Short task
The entries below need to be written out exactly, with no pictures included.

Provided material
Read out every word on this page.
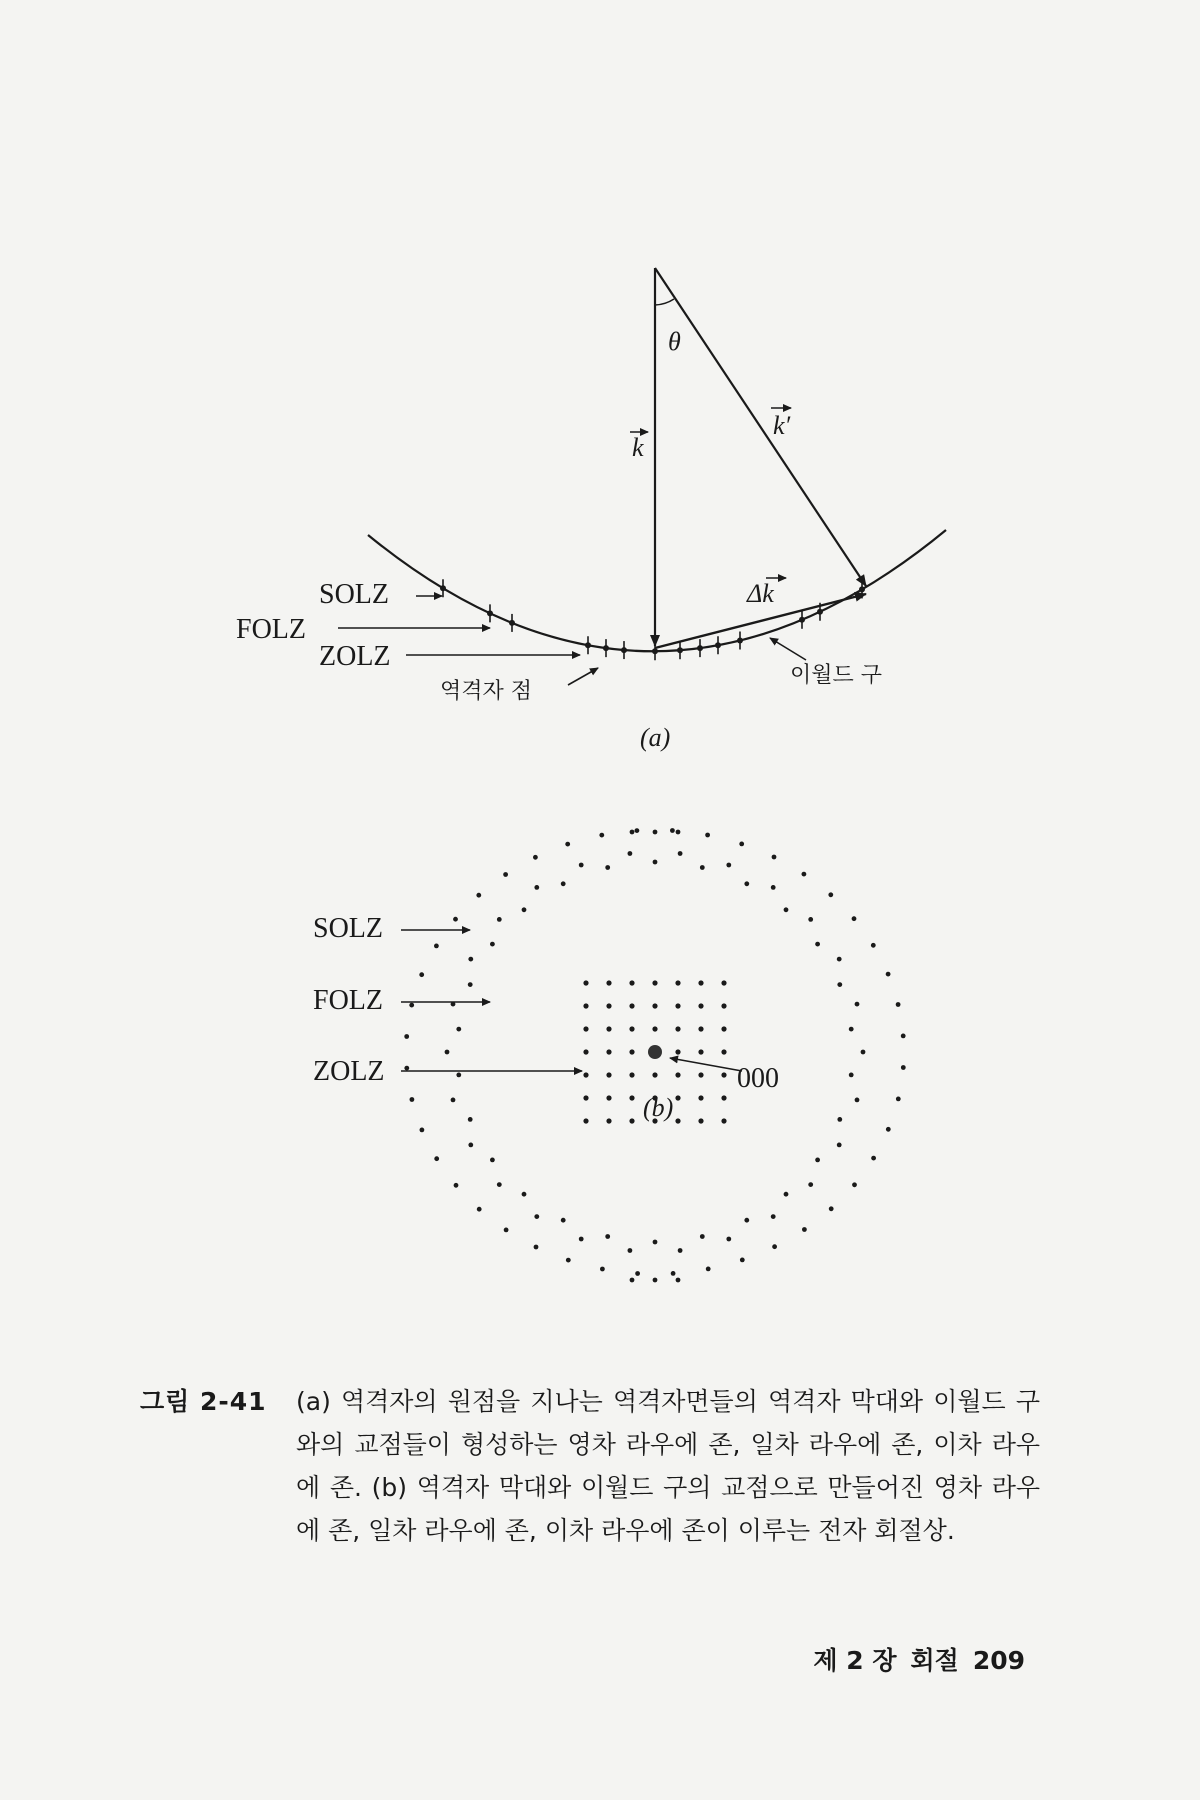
θ
k
k′
Δk
SOLZ
FOLZ
ZOLZ
역격자 점
이월드 구
(a)
SOLZ
FOLZ
ZOLZ	000
(b)
그림 2-41 (a) 역격자의 원점을 지나는 역격자면들의 역격자 막대와 이월드 구와의 교점들이 형성하는 영차 라우에 존, 일차 라우에 존, 이차 라우에 존. (b) 역격자 막대와 이월드 구의 교점으로 만들어진 영차 라우에 존, 일차 라우에 존, 이차 라우에 존이 이루는 전자 회절상.
제 2 장 회절 209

Answer to the problem
Read out every word on this page.
θ
k
k′
Δk
SOLZ
FOLZ
ZOLZ
역격자 점
이월드 구
(a)
SOLZ
FOLZ
ZOLZ	000
(b)
그림 2-41 (a) 역격자의 원점을 지나는 역격자면들의 역격자 막대와 이월드 구와의 교점들이 형성하는 영차 라우에 존, 일차 라우에 존, 이차 라우에 존. (b) 역격자 막대와 이월드 구의 교점으로 만들어진 영차 라우에 존, 일차 라우에 존, 이차 라우에 존이 이루는 전자 회절상.
제 2 장 회절 209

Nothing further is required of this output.